## Requirement
Copy each line below without leaving any out.

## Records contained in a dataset
◇ ◇ ◇ ◇ ◇
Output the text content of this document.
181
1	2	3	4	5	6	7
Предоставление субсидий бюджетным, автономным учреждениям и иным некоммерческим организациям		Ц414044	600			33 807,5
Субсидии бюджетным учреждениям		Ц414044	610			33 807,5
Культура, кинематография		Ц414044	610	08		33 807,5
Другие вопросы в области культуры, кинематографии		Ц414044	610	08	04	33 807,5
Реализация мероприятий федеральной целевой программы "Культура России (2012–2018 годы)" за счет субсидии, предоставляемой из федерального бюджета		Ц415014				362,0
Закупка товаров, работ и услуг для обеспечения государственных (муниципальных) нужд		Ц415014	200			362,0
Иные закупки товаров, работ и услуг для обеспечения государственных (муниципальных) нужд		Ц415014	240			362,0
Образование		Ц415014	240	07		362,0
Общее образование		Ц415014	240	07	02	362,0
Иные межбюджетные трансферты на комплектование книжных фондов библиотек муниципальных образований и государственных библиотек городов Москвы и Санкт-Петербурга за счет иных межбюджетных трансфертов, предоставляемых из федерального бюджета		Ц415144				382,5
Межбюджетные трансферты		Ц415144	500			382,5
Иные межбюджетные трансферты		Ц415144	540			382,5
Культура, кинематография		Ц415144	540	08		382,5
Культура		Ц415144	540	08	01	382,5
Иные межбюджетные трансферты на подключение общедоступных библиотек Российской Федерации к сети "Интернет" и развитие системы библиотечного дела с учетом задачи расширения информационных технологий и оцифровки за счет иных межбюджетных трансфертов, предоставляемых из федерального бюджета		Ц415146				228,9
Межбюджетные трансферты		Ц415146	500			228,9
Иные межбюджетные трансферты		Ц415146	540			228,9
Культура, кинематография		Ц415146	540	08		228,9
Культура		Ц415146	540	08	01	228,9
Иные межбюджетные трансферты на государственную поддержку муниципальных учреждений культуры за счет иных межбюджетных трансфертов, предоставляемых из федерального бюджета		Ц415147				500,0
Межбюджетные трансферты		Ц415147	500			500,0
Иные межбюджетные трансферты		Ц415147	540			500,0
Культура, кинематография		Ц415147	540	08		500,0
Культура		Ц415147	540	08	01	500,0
◇ ◇ ◇ ◇ ◇
## Reply to the task
Output the text content of this document.
181
1	2	3	4	5	6	7
Предоставление субсидий бюджетным, автономным учреждениям и иным некоммерческим организациям		Ц414044	600			33 807,5
Субсидии бюджетным учреждениям		Ц414044	610			33 807,5
Культура, кинематография		Ц414044	610	08		33 807,5
Другие вопросы в области культуры, кинематографии		Ц414044	610	08	04	33 807,5
Реализация мероприятий федеральной целевой программы "Культура России (2012–2018 годы)" за счет субсидии, предоставляемой из федерального бюджета		Ц415014				362,0
Закупка товаров, работ и услуг для обеспечения государственных (муниципальных) нужд		Ц415014	200			362,0
Иные закупки товаров, работ и услуг для обеспечения государственных (муниципальных) нужд		Ц415014	240			362,0
Образование		Ц415014	240	07		362,0
Общее образование		Ц415014	240	07	02	362,0
Иные межбюджетные трансферты на комплектование книжных фондов библиотек муниципальных образований и государственных библиотек городов Москвы и Санкт-Петербурга за счет иных межбюджетных трансфертов, предоставляемых из федерального бюджета		Ц415144				382,5
Межбюджетные трансферты		Ц415144	500			382,5
Иные межбюджетные трансферты		Ц415144	540			382,5
Культура, кинематография		Ц415144	540	08		382,5
Культура		Ц415144	540	08	01	382,5
Иные межбюджетные трансферты на подключение общедоступных библиотек Российской Федерации к сети "Интернет" и развитие системы библиотечного дела с учетом задачи расширения информационных технологий и оцифровки за счет иных межбюджетных трансфертов, предоставляемых из федерального бюджета		Ц415146				228,9
Межбюджетные трансферты		Ц415146	500			228,9
Иные межбюджетные трансферты		Ц415146	540			228,9
Культура, кинематография		Ц415146	540	08		228,9
Культура		Ц415146	540	08	01	228,9
Иные межбюджетные трансферты на государственную поддержку муниципальных учреждений культуры за счет иных межбюджетных трансфертов, предоставляемых из федерального бюджета		Ц415147				500,0
Межбюджетные трансферты		Ц415147	500			500,0
Иные межбюджетные трансферты		Ц415147	540			500,0
Культура, кинематография		Ц415147	540	08		500,0
Культура		Ц415147	540	08	01	500,0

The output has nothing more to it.